►

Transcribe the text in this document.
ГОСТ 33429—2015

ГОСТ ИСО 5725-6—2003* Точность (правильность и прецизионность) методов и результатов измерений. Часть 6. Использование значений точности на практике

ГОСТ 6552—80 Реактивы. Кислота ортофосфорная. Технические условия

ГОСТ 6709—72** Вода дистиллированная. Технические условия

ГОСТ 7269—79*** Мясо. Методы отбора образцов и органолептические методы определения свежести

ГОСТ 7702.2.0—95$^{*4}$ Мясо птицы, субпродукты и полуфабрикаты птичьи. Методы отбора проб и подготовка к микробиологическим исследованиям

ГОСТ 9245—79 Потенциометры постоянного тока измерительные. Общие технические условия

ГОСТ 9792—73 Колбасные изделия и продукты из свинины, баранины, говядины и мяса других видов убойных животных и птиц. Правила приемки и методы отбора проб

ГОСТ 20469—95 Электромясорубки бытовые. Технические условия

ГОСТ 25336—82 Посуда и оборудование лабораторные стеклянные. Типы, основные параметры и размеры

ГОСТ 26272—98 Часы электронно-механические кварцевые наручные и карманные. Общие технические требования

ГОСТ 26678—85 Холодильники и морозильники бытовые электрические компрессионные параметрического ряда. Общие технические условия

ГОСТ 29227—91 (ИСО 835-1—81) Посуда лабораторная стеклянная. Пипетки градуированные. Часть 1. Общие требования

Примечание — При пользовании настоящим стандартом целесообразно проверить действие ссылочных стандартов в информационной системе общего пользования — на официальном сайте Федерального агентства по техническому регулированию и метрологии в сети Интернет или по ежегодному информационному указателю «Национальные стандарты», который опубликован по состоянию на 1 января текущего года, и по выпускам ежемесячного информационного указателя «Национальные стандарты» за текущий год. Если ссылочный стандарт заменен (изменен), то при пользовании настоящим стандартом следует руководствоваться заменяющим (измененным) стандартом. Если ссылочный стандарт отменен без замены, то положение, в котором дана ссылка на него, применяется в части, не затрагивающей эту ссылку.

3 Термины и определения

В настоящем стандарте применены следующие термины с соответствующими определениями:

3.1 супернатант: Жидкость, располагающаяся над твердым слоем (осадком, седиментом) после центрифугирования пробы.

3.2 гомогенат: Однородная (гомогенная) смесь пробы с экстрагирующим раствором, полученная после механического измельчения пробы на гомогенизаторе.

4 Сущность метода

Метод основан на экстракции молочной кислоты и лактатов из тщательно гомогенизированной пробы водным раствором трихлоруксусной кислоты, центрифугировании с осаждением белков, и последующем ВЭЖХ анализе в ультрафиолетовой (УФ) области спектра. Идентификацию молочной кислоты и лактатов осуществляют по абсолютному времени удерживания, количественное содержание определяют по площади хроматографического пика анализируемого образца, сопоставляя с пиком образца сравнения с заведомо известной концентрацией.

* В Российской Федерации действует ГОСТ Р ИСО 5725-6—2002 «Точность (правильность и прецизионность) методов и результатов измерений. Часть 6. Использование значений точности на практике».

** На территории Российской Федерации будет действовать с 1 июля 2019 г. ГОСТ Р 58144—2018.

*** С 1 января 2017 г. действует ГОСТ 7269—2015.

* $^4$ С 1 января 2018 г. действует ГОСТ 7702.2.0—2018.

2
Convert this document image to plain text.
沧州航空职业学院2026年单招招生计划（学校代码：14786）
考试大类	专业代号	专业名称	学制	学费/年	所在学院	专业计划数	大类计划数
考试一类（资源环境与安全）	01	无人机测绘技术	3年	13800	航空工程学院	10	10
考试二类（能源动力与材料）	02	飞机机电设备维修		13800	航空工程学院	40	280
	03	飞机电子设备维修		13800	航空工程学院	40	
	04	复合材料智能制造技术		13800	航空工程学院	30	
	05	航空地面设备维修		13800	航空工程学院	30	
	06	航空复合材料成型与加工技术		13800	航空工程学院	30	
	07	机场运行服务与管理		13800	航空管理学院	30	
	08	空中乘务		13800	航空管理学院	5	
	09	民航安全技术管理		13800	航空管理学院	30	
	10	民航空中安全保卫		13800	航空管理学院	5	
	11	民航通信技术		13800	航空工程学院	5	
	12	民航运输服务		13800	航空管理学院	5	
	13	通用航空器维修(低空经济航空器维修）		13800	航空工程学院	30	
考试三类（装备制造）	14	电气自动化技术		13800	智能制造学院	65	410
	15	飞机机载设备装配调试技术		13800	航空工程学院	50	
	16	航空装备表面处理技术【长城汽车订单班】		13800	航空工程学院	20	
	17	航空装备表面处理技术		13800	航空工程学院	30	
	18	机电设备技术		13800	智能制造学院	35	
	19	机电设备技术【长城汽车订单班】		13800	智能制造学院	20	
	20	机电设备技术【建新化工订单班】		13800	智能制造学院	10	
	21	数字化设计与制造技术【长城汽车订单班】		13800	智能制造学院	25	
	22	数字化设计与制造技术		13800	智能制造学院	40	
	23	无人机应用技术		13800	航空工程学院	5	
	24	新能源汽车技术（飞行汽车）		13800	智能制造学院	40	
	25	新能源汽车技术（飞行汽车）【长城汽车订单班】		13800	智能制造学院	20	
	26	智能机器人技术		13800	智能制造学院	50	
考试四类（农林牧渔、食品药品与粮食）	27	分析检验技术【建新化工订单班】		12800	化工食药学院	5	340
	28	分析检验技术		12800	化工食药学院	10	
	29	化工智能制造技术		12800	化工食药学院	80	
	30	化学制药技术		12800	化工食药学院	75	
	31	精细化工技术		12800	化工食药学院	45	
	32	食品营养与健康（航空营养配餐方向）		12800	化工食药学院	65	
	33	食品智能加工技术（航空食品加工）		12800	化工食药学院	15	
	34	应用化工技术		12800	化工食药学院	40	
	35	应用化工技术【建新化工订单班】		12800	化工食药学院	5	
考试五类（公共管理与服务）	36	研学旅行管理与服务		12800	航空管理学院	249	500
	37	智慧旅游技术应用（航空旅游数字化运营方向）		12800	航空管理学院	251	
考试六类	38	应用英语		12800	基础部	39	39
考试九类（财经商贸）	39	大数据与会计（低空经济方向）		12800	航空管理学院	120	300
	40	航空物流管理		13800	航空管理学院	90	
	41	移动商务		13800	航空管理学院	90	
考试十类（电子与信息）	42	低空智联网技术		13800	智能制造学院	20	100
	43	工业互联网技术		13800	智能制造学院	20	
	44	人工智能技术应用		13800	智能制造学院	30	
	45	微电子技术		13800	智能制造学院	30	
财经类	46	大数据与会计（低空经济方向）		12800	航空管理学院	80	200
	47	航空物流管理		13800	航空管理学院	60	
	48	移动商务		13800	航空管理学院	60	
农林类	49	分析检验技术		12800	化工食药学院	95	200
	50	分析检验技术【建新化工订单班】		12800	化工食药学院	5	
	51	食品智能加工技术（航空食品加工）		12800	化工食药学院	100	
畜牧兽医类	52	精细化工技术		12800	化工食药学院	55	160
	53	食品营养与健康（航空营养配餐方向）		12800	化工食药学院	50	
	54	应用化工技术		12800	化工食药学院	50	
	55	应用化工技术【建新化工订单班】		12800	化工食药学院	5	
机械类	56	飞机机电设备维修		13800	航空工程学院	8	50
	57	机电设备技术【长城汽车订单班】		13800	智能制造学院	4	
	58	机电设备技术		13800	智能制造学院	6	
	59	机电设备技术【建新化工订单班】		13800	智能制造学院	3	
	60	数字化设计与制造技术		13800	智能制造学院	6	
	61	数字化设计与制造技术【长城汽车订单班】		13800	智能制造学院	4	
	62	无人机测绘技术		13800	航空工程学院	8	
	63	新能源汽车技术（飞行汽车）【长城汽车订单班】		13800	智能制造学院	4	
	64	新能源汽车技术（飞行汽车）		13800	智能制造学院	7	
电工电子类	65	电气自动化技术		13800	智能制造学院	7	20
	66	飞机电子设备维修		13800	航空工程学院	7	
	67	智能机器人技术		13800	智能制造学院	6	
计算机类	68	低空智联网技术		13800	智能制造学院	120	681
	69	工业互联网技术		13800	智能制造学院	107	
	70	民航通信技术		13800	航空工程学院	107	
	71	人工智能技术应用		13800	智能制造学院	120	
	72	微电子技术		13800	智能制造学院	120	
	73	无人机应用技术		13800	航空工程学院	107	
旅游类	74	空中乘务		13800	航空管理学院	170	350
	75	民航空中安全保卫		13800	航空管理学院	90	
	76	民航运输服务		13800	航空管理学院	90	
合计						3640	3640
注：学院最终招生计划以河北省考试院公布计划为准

◄

What needs to be done: Only lines with the word "机电设备技术" are wanted, so copy each one from the records.

Final result:
	18	机电设备技术		13800	智能制造学院	35	
	19	机电设备技术【长城汽车订单班】		13800	智能制造学院	20	
	20	机电设备技术【建新化工订单班】		13800	智能制造学院	10	
	57	机电设备技术【长城汽车订单班】		13800	智能制造学院	4	
	58	机电设备技术		13800	智能制造学院	6	
	59	机电设备技术【建新化工订单班】		13800	智能制造学院	3	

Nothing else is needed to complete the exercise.